▸ **Direction**
Count how many lines of the material contain the string "period", then give that number and nothing more.

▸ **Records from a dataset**
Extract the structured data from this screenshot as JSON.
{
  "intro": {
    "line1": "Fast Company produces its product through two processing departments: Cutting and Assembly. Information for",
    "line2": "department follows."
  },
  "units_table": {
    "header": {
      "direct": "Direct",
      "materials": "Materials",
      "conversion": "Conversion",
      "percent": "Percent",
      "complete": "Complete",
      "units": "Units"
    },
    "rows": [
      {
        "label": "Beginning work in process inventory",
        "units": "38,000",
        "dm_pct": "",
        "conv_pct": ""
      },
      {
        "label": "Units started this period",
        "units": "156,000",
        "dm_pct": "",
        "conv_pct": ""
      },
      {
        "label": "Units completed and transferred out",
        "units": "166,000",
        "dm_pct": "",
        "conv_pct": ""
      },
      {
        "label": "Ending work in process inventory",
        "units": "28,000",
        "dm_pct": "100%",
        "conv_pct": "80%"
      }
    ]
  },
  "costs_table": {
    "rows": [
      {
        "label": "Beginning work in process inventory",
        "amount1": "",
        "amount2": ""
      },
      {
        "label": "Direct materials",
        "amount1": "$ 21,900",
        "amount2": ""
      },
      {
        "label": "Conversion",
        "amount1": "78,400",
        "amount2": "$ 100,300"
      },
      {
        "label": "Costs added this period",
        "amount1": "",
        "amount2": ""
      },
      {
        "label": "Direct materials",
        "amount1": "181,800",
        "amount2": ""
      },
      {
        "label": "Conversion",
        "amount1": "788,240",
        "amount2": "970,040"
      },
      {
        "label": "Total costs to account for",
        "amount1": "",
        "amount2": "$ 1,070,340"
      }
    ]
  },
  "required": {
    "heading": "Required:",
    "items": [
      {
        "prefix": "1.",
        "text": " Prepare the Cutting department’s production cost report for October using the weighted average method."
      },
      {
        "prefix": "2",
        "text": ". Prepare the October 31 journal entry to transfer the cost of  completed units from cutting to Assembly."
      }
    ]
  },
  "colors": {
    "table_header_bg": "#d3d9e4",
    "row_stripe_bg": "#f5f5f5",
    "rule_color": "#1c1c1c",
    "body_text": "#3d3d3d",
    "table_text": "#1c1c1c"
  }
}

▸ **Response**
2